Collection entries
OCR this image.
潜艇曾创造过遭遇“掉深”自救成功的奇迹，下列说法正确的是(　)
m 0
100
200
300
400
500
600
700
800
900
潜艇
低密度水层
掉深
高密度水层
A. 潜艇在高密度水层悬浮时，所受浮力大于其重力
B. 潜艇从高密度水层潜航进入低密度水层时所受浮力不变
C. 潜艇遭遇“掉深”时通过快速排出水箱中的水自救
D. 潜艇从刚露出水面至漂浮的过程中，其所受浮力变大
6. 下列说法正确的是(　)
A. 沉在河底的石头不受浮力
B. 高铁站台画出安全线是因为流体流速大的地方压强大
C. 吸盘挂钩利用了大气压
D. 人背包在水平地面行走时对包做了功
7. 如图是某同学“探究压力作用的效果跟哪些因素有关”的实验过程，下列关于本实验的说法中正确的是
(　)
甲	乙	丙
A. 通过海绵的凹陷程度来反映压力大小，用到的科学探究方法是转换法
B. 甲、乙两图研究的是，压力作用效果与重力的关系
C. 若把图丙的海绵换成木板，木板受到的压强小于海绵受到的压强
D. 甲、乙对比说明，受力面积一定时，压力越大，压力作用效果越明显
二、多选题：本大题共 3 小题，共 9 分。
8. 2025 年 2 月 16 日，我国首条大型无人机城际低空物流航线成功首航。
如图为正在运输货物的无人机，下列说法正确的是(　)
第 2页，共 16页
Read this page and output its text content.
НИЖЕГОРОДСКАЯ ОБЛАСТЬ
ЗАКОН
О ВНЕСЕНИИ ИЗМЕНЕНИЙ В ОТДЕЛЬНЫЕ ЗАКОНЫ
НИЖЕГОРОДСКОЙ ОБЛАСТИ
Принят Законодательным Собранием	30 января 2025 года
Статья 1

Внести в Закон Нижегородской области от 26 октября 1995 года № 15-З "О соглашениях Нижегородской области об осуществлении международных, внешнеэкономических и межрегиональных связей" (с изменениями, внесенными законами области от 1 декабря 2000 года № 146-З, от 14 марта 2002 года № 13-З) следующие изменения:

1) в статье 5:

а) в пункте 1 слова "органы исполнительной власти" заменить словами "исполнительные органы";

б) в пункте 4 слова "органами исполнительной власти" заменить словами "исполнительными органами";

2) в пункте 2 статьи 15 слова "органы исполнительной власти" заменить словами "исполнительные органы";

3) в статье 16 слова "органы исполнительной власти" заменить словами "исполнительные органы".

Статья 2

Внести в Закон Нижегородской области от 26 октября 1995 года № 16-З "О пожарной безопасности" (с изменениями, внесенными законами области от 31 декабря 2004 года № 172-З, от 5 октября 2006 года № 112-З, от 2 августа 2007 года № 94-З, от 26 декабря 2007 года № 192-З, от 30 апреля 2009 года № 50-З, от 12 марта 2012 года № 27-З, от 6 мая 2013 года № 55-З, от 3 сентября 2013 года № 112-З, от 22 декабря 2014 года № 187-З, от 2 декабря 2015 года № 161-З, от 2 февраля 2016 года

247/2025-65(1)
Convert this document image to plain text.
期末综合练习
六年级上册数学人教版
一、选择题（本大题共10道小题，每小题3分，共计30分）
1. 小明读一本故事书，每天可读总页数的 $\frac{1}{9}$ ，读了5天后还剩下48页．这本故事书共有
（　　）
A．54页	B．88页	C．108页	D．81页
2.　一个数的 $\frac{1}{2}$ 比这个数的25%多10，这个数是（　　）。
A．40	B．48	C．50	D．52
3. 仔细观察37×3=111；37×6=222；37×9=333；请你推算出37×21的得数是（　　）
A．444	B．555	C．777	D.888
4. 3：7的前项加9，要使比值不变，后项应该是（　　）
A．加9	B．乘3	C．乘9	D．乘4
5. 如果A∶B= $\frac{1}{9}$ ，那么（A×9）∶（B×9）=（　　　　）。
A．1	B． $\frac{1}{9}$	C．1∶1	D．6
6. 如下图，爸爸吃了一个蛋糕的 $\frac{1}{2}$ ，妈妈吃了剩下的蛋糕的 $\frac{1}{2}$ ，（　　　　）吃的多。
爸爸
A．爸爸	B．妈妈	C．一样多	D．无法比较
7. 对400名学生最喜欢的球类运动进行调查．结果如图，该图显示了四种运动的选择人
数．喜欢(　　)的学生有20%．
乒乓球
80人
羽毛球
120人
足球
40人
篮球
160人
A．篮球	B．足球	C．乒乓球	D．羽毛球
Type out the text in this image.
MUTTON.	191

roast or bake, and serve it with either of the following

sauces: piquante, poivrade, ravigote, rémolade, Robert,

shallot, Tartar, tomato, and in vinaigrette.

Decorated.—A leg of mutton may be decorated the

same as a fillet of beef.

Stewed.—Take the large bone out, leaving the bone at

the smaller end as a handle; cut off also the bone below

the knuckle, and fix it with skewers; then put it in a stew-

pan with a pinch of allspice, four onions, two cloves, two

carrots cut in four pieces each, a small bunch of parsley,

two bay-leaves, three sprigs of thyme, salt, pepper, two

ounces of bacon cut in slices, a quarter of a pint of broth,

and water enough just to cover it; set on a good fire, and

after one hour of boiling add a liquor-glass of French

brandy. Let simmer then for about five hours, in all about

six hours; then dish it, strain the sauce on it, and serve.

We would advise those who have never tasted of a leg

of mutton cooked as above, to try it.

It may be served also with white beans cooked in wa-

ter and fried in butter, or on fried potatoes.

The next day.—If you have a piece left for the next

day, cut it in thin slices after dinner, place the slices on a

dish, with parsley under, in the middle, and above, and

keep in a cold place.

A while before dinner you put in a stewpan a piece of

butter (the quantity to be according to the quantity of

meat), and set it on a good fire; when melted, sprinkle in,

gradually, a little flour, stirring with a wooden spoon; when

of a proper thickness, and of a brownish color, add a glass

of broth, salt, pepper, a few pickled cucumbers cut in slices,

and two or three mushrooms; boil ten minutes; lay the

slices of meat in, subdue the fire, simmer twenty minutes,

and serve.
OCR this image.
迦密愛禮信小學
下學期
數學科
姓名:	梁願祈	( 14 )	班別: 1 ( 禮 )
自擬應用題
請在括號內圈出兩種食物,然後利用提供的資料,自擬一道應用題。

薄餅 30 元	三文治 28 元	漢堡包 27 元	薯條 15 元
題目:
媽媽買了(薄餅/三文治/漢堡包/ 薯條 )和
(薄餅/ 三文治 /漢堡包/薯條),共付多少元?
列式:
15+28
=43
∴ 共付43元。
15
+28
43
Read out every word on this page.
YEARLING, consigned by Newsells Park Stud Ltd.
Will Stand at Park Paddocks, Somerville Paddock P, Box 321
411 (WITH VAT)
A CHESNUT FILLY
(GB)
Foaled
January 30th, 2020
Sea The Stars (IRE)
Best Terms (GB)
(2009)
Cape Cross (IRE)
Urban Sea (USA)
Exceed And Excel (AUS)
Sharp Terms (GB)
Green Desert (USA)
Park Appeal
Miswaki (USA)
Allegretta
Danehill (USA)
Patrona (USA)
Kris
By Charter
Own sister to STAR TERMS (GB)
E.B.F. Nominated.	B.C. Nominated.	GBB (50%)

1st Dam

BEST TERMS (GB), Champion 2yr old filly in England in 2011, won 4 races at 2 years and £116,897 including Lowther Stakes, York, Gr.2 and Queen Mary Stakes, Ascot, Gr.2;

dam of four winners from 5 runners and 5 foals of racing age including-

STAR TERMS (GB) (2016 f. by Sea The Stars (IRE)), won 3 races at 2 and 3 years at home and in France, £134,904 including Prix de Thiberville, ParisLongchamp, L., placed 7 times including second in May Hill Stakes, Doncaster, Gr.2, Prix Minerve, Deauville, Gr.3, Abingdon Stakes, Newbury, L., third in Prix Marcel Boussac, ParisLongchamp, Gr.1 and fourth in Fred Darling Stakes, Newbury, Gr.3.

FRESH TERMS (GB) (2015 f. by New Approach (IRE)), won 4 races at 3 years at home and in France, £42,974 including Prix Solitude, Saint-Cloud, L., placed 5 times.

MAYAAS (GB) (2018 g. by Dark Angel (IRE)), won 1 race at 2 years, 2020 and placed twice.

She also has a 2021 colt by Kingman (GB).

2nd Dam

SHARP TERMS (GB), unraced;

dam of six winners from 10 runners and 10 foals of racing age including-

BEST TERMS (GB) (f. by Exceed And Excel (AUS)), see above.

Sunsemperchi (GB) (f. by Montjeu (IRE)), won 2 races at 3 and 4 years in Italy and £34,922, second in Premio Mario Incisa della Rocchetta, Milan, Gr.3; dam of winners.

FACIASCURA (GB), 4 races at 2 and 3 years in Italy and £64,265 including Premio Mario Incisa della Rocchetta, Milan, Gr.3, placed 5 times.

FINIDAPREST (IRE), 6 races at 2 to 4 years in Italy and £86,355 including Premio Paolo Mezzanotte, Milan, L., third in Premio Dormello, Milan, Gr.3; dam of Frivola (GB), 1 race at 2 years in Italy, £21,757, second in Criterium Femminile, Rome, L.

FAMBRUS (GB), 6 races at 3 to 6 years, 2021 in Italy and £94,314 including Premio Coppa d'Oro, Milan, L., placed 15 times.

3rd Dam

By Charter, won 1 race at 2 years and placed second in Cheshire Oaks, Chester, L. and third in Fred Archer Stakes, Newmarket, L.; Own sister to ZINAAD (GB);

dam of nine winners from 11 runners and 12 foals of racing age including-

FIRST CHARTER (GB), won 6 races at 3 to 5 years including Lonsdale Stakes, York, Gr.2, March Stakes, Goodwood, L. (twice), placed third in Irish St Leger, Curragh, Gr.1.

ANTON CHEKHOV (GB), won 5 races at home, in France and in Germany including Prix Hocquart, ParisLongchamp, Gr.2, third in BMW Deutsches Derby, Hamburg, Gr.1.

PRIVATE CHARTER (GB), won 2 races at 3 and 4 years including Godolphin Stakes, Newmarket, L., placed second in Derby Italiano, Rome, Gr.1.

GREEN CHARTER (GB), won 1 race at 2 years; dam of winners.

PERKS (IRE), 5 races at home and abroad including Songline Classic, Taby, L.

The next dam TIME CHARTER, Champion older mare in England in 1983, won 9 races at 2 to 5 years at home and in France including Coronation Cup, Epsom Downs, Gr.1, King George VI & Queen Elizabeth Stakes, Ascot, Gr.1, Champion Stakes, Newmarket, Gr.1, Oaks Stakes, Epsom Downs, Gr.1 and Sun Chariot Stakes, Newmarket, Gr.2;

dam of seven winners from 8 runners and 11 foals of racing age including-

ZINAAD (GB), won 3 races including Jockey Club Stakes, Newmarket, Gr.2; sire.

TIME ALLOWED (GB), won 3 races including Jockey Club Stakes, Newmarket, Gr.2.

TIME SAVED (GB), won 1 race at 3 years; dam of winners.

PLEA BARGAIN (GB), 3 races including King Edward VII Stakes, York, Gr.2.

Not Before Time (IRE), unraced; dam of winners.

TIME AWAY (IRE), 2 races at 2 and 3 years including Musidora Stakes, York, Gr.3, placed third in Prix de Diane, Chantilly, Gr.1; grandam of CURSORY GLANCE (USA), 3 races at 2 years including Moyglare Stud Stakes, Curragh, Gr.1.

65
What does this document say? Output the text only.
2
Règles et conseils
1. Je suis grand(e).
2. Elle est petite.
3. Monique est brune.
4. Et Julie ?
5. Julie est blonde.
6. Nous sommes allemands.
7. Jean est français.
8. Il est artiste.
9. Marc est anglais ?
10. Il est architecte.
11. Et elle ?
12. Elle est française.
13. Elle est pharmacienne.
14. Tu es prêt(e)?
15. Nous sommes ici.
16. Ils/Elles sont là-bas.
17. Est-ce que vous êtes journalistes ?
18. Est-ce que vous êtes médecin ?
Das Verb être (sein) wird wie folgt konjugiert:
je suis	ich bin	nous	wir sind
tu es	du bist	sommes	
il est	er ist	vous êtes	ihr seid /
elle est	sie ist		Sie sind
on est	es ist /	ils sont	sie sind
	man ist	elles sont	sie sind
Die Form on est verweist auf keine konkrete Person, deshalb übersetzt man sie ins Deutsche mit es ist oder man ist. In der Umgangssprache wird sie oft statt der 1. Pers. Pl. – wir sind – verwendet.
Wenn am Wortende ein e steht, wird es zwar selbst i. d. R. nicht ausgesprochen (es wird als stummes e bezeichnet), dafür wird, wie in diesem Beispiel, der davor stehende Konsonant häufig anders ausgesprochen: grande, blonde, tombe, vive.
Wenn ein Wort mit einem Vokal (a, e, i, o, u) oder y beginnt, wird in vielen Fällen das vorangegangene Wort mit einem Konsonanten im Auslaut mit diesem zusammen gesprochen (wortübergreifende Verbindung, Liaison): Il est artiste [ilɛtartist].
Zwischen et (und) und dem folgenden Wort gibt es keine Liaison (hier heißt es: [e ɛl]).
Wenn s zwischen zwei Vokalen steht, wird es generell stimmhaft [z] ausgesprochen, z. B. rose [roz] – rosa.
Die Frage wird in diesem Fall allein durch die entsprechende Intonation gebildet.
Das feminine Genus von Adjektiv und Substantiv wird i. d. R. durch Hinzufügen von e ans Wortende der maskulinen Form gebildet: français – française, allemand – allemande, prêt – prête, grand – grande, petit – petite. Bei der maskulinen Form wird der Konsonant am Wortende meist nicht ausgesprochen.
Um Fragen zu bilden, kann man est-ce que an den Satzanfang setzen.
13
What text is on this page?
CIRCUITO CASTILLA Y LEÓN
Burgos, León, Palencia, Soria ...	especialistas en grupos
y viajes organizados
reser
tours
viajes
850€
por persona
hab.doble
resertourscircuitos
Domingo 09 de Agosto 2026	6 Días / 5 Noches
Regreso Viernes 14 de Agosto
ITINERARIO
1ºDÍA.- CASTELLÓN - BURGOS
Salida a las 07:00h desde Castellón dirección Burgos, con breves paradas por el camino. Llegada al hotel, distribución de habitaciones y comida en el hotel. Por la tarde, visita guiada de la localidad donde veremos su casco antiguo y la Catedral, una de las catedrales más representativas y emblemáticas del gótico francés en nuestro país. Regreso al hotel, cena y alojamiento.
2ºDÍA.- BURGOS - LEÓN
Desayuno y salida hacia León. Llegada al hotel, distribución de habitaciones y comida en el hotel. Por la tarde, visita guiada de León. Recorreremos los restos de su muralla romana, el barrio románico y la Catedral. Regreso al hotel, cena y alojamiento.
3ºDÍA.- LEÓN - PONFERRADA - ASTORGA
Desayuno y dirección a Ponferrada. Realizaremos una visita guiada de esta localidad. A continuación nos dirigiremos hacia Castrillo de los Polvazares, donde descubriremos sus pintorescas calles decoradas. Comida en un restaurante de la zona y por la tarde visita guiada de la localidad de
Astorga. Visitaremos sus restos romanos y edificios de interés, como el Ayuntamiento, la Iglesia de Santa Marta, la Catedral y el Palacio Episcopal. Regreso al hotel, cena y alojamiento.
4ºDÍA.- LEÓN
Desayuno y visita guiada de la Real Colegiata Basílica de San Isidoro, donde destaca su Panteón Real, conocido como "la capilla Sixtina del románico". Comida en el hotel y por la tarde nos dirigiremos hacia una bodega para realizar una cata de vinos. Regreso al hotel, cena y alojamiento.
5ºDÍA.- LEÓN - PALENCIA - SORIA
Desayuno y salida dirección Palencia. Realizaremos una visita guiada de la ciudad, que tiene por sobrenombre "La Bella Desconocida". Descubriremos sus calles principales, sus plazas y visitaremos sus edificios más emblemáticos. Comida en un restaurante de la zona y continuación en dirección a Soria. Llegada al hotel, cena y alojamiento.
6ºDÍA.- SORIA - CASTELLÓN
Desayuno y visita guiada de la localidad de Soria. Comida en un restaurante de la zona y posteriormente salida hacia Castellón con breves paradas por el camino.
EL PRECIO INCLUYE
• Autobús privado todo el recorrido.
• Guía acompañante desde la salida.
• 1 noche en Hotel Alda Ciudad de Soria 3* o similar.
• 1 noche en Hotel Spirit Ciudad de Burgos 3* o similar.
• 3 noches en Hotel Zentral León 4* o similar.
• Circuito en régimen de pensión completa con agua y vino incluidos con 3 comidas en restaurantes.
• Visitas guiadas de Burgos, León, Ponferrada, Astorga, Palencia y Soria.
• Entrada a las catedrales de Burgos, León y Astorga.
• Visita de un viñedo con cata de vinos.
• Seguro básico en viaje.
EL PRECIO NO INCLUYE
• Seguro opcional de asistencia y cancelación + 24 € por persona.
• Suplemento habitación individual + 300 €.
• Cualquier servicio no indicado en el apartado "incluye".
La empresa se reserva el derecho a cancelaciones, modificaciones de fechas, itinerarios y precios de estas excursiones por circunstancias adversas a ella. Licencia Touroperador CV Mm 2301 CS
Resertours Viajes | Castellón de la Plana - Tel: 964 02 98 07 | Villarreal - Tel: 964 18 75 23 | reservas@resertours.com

| SET EXERCISE |
Determine the number of lines in the listing that hold the word "Llegada", and supply that number and nothing further.

| TASK RESULT |
3